» **Problem requirements**
Count only the lines of the records that hold "сохранения", then give the number without any other words.
★ ★ ★ ★ ★
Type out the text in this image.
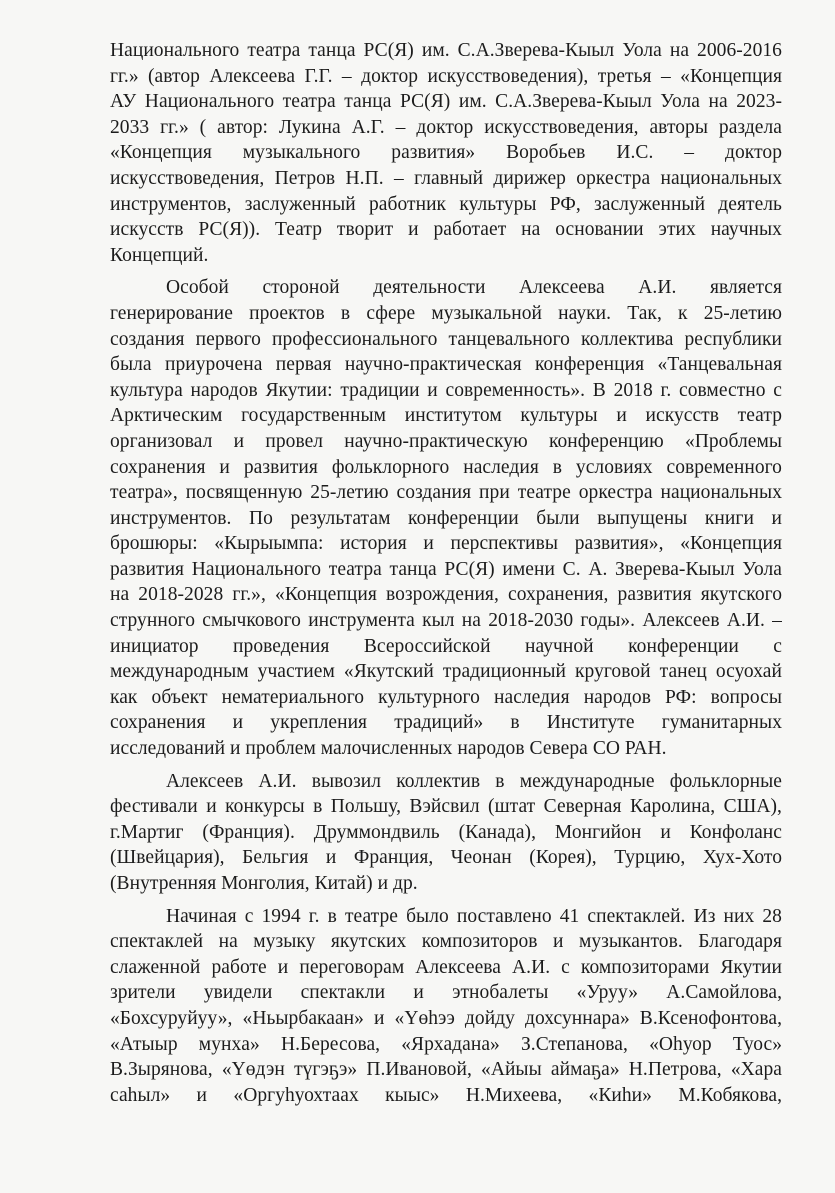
Национального театра танца РС(Я) им. С.А.Зверева-Кыыл Уола на 2006-2016
гг.» (автор Алексеева Г.Г. – доктор искусствоведения), третья – «Концепция
АУ Национального театра танца РС(Я) им. С.А.Зверева-Кыыл Уола на 2023-
2033 гг.» ( автор: Лукина А.Г. – доктор искусствоведения, авторы раздела
«Концепция музыкального развития» Воробьев И.С. – доктор
искусствоведения, Петров Н.П. – главный дирижер оркестра национальных
инструментов, заслуженный работник культуры РФ, заслуженный деятель
искусств РС(Я)). Театр творит и работает на основании этих научных
Концепций.
Особой стороной деятельности Алексеева А.И. является
генерирование проектов в сфере музыкальной науки. Так, к 25-летию
создания первого профессионального танцевального коллектива республики
была приурочена первая научно-практическая конференция «Танцевальная
культура народов Якутии: традиции и современность». В 2018 г. совместно с
Арктическим государственным институтом культуры и искусств театр
организовал и провел научно-практическую конференцию «Проблемы
сохранения и развития фольклорного наследия в условиях современного
театра», посвященную 25-летию создания при театре оркестра национальных
инструментов. По результатам конференции были выпущены книги и
брошюры: «Кырыымпа: история и перспективы развития», «Концепция
развития Национального театра танца РС(Я) имени С. А. Зверева-Кыыл Уола
на 2018-2028 гг.», «Концепция возрождения, сохранения, развития якутского
струнного смычкового инструмента кыл на 2018-2030 годы». Алексеев А.И. –
инициатор проведения Всероссийской научной конференции с
международным участием «Якутский традиционный круговой танец осуохай
как объект нематериального культурного наследия народов РФ: вопросы
сохранения и укрепления традиций» в Институте гуманитарных
исследований и проблем малочисленных народов Севера СО РАН.
Алексеев А.И. вывозил коллектив в международные фольклорные
фестивали и конкурсы в Польшу, Вэйсвил (штат Северная Каролина, США),
г.Мартиг (Франция). Друммондвиль (Канада), Монгийон и Конфоланс
(Швейцария), Бельгия и Франция, Чеонан (Корея), Турцию, Хух-Хото
(Внутренняя Монголия, Китай) и др.
Начиная с 1994 г. в театре было поставлено 41 спектаклей. Из них 28
спектаклей на музыку якутских композиторов и музыкантов. Благодаря
слаженной работе и переговорам Алексеева А.И. с композиторами Якутии
зрители увидели спектакли и этнобалеты «Уруу» А.Самойлова,
«Бохсуруйуу», «Ньырбакаан» и «Үөhээ дойду дохсуннара» В.Ксенофонтова,
«Атыыр мунхa» Н.Бересова, «Ярхадана» З.Степанова, «Оhуор Туос»
В.Зырянова, «Үөдэн түгэҕэ» П.Ивановой, «Айыы аймаҕа» Н.Петрова, «Хара
саhыл» и «Оргуhуохтаах кыыс» Н.Михеева, «Киhи» М.Кобякова,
★ ★ ★ ★ ★
» **Result for this task**
3